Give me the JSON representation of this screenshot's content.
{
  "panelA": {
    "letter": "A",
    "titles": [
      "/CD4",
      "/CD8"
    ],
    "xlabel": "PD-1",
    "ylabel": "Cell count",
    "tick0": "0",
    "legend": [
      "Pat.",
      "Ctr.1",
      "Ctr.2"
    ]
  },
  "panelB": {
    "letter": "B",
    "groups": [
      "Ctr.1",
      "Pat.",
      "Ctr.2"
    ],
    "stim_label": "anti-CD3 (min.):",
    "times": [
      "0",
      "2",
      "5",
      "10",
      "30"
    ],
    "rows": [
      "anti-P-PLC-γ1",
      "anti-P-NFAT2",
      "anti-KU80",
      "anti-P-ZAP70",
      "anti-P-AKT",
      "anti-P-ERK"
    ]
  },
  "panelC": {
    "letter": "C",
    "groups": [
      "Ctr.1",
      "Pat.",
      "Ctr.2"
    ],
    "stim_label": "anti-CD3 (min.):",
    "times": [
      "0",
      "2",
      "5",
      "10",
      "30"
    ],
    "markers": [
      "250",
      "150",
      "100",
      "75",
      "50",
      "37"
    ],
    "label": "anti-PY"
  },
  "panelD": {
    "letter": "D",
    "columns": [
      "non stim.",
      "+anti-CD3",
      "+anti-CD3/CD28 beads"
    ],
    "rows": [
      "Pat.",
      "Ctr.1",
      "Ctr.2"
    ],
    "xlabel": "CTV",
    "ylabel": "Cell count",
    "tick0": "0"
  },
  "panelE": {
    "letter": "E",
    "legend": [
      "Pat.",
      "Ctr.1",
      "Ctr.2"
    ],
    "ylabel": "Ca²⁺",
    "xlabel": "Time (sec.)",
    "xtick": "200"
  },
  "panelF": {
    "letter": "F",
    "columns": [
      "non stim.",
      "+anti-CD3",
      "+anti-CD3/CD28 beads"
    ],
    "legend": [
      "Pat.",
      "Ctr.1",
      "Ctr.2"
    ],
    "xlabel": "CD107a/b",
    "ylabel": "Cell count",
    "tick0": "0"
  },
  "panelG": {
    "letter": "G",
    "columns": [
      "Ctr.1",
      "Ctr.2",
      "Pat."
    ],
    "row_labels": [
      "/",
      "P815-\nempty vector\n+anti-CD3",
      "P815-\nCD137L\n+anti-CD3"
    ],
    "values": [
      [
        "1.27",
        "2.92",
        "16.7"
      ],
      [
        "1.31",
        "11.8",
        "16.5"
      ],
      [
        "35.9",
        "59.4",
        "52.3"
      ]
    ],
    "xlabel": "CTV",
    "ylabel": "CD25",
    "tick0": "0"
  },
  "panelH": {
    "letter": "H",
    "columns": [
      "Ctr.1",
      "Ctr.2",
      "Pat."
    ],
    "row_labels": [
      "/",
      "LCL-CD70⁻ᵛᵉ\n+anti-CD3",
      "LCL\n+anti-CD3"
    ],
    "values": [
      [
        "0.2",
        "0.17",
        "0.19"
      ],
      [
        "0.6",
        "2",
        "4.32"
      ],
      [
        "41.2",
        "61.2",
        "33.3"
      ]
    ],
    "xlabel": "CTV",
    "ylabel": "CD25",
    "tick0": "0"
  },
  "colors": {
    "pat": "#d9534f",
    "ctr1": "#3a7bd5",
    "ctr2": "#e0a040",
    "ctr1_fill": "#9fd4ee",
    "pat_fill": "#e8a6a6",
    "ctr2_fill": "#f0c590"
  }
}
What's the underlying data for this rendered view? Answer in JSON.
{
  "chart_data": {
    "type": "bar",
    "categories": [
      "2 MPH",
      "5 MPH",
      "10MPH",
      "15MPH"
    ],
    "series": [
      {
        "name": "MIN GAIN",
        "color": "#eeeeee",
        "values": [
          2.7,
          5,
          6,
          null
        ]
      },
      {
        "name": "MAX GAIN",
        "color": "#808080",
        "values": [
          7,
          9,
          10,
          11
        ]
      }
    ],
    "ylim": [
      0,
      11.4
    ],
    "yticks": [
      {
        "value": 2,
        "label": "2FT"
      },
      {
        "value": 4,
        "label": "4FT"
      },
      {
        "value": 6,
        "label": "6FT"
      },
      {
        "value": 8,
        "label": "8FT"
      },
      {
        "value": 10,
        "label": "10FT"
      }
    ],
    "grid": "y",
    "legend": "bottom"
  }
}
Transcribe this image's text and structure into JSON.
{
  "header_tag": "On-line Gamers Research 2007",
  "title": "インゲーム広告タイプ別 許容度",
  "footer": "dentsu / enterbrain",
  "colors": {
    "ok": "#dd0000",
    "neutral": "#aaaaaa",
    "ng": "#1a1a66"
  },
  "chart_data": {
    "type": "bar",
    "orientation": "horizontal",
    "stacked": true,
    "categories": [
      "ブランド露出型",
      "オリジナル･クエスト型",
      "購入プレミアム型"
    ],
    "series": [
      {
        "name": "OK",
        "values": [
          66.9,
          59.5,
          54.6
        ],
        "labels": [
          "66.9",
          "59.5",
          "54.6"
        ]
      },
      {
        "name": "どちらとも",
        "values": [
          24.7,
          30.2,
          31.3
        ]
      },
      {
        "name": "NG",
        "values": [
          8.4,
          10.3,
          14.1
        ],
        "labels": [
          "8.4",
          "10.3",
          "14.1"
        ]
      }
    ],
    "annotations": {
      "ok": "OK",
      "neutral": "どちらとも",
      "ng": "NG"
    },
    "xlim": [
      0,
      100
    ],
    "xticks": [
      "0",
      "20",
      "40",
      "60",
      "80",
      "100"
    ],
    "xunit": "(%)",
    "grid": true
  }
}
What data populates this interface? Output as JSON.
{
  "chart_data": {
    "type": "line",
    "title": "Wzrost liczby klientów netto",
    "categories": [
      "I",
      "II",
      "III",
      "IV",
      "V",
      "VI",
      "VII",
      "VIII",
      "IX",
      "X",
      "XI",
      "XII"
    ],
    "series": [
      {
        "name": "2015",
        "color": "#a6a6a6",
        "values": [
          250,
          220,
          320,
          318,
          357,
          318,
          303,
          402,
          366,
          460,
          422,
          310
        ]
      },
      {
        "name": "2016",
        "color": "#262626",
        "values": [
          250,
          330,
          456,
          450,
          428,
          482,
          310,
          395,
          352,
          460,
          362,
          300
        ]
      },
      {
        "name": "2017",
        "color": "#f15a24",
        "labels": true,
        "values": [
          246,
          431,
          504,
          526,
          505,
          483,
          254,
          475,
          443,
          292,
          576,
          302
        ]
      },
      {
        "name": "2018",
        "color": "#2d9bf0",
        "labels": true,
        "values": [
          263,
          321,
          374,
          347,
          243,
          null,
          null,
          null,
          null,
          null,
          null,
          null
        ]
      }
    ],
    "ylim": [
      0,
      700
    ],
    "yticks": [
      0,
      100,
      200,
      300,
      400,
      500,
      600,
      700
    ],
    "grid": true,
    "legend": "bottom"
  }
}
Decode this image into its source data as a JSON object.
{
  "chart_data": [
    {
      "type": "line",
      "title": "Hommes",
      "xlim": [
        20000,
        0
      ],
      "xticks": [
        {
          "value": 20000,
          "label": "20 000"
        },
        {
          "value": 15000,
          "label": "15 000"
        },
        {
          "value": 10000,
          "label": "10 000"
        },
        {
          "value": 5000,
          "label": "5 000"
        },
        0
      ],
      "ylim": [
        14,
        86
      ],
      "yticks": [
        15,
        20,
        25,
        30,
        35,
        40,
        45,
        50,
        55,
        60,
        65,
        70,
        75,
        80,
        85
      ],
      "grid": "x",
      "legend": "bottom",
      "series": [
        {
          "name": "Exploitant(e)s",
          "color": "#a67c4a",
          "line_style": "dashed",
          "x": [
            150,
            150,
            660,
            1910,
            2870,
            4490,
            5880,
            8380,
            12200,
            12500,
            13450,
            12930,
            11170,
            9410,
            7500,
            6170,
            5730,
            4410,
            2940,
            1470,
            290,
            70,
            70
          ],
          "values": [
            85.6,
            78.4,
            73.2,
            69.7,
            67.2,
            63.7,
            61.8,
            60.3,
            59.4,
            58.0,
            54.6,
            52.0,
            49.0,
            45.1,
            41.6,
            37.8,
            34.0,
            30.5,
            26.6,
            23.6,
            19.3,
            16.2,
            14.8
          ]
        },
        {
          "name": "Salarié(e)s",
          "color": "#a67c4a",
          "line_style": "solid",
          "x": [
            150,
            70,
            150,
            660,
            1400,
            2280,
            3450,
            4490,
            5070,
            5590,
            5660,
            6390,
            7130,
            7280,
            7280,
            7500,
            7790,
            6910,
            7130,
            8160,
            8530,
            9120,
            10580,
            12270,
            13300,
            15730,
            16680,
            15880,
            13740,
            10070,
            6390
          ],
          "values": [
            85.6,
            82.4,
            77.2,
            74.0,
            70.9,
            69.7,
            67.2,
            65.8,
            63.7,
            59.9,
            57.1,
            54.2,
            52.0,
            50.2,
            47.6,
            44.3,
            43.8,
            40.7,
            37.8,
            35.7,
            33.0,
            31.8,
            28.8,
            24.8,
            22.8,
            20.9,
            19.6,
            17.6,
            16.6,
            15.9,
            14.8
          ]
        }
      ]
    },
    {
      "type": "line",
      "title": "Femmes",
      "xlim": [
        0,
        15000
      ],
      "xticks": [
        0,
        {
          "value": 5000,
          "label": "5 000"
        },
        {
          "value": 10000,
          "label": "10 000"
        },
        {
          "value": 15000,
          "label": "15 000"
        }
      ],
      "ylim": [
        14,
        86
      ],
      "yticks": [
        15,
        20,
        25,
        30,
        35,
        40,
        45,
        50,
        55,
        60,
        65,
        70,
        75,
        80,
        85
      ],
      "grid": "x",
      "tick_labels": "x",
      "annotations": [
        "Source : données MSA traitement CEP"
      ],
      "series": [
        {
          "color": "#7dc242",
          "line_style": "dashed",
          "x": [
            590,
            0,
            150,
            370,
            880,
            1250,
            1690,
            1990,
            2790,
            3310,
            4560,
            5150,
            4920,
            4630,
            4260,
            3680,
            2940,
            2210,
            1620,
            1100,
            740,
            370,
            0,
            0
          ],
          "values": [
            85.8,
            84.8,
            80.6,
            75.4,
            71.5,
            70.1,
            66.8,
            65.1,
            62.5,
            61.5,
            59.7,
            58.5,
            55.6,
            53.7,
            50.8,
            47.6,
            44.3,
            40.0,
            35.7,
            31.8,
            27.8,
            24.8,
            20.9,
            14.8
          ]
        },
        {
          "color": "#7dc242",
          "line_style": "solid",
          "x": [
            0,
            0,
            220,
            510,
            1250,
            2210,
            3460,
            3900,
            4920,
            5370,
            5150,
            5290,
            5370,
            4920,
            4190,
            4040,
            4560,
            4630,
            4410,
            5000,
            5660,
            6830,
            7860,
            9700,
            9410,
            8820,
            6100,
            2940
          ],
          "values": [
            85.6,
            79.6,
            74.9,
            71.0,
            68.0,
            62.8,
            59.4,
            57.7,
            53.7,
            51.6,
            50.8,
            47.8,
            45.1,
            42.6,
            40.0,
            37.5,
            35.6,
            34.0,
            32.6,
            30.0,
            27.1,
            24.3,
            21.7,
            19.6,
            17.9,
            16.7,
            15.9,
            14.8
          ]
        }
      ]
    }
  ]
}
==============================
* **PROBLEM DESCRIPTION**: Note each line of the entries that has "this" in it, and copy those lines.

* **FINAL RESULT**:
Give me the JSON representation of this screenshot's content.
What's the underlying data for this rendered view? Answer in JSON.
Transcribe this image's text and structure into JSON.
What data populates this interface? Output as JSON.
Decode this image into its source data as a JSON object.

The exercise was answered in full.